Data tied to figure images:
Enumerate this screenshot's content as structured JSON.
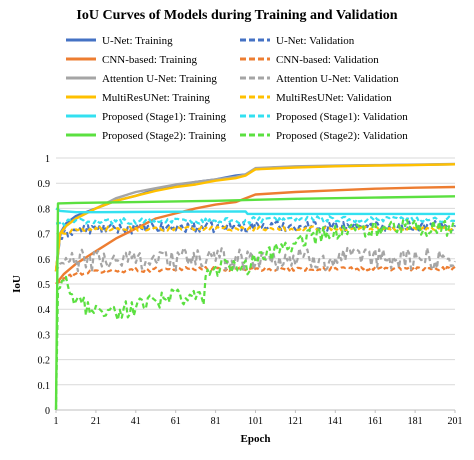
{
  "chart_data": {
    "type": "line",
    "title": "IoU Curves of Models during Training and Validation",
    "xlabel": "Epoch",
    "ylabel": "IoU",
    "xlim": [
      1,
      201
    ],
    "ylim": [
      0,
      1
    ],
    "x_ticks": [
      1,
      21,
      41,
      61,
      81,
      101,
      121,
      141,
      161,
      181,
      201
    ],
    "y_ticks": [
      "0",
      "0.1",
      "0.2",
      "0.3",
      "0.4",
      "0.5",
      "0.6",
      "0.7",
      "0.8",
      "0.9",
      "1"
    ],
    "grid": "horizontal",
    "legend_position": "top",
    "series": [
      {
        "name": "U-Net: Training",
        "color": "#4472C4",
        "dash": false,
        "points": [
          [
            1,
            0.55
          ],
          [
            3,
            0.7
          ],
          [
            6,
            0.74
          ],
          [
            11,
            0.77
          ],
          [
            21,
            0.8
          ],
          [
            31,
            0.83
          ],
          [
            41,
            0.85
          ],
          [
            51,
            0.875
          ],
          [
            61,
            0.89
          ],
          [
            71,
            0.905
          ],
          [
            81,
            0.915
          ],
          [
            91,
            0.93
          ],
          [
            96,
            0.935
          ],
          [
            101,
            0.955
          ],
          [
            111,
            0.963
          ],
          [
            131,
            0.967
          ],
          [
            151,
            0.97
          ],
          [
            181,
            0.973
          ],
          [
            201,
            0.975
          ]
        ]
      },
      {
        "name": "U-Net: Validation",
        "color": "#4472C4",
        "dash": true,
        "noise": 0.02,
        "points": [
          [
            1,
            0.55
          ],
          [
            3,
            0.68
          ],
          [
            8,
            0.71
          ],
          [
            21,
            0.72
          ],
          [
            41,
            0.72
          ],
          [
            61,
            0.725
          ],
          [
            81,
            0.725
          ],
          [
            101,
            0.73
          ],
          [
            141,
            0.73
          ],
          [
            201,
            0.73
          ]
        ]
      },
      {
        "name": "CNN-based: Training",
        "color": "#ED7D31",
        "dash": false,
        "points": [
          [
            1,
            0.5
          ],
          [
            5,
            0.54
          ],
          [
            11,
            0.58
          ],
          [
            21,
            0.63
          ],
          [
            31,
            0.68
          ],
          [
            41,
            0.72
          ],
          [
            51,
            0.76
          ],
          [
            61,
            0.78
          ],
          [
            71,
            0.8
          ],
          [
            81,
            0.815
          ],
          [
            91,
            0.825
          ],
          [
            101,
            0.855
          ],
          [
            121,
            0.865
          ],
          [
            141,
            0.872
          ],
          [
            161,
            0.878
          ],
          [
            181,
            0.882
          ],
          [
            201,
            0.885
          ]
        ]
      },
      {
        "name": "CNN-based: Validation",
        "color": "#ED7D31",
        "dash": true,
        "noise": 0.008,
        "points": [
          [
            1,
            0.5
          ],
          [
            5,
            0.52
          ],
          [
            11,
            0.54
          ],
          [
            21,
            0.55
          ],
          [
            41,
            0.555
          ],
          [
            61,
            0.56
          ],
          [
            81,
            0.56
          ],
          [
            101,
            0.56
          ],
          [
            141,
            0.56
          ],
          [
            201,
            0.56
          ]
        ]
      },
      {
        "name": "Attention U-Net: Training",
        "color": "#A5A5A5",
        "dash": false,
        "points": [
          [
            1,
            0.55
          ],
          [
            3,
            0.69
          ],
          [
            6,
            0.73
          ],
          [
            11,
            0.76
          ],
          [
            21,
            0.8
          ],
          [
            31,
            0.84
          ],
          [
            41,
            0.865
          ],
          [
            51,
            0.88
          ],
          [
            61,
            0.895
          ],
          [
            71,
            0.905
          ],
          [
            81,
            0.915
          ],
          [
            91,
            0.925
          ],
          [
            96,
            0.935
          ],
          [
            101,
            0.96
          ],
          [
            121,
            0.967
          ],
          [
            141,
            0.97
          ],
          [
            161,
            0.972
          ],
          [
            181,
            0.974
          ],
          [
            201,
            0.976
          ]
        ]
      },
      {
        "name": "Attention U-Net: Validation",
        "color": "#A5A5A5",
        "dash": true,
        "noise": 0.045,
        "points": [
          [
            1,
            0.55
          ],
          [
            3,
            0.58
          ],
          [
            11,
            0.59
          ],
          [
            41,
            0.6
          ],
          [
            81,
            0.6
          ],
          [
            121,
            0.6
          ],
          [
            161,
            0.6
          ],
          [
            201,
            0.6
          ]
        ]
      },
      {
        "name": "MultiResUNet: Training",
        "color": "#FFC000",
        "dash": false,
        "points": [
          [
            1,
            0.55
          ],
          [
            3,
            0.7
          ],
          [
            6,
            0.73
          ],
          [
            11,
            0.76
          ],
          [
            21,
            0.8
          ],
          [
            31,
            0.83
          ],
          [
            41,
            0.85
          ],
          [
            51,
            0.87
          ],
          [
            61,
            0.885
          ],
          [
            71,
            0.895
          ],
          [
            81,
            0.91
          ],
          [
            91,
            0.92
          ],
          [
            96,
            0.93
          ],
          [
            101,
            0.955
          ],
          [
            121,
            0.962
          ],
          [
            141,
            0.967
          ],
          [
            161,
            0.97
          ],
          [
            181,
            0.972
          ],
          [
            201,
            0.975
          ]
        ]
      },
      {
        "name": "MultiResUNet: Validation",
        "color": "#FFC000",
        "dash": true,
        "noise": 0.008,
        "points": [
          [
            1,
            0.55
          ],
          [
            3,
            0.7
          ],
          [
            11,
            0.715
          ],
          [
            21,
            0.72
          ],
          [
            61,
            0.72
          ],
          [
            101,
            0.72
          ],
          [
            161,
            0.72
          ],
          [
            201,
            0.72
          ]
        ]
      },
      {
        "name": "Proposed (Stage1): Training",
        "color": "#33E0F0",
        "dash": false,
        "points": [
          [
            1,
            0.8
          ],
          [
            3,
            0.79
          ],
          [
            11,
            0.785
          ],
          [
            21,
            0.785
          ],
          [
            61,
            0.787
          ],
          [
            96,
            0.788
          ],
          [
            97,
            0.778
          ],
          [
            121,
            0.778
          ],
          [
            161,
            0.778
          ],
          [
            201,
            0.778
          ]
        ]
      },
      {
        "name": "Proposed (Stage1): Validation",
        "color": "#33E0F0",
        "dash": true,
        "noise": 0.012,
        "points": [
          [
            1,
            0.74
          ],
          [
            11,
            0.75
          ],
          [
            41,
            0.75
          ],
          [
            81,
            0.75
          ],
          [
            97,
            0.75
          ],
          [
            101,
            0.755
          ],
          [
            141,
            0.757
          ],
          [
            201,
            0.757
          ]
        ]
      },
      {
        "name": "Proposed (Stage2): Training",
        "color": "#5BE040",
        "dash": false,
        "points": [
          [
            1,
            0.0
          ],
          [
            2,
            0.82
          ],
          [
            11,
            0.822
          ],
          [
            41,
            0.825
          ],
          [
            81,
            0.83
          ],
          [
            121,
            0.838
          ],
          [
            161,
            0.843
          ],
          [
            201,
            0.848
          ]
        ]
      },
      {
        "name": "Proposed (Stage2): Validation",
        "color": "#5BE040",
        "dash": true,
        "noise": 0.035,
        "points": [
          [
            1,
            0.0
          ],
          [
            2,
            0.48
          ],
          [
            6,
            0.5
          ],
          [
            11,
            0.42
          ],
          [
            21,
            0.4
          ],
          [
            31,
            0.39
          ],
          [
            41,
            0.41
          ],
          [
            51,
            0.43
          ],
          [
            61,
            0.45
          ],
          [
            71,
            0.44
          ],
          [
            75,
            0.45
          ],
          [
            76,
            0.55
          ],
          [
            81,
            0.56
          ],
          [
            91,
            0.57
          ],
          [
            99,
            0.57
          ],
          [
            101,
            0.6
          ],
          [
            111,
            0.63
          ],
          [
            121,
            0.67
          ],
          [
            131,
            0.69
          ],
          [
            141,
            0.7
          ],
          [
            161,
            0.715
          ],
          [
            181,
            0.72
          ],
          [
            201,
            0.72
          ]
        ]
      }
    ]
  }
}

■ **Written problem**: Show, from the listing above, each line that contains the word "based".

■ **Exercise solution**:
        "name": "CNN-based: Training",
        "name": "CNN-based: Validation",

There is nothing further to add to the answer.